BEGIN LISTED RECORDS

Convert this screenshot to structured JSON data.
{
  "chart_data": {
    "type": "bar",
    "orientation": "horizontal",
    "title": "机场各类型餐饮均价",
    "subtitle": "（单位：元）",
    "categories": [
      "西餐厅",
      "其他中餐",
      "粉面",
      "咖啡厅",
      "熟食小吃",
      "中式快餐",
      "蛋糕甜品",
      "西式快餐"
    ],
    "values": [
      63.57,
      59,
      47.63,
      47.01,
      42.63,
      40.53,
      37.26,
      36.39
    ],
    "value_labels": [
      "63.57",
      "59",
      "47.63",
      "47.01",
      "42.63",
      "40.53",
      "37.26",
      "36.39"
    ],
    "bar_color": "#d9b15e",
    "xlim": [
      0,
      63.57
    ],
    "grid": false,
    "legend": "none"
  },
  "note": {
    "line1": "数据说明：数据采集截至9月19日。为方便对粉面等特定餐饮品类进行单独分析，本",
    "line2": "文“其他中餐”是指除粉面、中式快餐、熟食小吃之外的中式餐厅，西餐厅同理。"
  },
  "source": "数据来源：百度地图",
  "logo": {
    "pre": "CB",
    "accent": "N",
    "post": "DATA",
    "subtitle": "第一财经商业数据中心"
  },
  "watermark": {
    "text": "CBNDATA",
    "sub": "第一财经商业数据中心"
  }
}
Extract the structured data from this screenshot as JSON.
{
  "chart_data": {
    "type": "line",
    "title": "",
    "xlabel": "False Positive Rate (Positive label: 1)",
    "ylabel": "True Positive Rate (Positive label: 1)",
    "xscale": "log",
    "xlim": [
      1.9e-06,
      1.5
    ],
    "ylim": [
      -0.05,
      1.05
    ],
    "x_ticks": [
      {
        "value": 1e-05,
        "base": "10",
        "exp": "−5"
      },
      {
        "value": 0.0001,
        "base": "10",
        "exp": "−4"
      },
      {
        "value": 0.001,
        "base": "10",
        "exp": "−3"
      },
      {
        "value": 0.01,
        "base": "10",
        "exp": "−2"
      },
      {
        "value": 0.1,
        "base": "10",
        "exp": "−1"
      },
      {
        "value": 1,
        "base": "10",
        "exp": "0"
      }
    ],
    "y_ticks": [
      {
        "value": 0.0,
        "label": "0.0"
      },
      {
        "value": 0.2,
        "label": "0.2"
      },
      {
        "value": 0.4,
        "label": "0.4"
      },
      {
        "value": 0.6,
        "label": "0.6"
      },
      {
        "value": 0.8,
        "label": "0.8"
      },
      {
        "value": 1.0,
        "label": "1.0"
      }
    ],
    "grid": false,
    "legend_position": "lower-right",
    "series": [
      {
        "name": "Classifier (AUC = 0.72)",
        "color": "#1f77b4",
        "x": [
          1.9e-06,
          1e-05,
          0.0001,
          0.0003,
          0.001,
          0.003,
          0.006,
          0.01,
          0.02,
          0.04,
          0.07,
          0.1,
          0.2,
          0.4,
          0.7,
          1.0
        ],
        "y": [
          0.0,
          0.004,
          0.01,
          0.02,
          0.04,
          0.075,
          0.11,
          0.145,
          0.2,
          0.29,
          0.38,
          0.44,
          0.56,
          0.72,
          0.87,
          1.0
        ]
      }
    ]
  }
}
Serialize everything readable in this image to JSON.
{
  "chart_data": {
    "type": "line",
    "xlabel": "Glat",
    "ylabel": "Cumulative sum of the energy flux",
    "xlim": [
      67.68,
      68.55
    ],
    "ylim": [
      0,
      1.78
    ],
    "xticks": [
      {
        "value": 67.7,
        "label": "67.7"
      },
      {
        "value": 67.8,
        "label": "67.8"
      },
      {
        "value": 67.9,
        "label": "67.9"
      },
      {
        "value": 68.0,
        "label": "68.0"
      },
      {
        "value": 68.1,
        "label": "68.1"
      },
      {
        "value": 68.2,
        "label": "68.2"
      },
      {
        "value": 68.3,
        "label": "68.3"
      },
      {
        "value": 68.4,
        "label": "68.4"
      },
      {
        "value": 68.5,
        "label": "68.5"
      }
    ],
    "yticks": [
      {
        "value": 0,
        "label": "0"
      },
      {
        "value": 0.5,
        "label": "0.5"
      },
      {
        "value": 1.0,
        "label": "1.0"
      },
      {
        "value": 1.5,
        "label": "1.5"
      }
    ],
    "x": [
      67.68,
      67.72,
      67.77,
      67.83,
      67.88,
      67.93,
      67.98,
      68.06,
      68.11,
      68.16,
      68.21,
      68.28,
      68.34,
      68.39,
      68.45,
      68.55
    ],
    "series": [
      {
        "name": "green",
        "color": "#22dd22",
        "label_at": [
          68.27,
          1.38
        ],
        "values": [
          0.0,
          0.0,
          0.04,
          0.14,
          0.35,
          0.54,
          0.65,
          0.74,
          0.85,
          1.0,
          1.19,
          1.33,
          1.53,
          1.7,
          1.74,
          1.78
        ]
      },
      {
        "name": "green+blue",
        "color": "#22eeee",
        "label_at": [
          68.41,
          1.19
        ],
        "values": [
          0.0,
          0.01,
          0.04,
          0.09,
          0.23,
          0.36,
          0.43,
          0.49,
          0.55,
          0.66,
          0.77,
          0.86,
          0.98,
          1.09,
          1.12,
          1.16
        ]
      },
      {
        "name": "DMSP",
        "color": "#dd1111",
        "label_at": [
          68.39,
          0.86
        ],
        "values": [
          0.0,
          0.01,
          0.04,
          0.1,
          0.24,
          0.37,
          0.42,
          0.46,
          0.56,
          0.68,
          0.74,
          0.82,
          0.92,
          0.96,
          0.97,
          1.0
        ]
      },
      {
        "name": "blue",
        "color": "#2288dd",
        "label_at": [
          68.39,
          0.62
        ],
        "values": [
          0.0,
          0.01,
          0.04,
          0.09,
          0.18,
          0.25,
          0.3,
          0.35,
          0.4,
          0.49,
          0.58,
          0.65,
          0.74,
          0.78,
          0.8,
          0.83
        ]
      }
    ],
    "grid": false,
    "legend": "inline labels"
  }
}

END LISTED RECORDS

» **SET TASK**: Collect each line containing the string "其他中餐".

» **ANSWER TO THE EXERCISE**:
      "其他中餐",
    "line2": "文“其他中餐”是指除粉面、中式快餐、熟食小吃之外的中式餐厅，西餐厅同理。"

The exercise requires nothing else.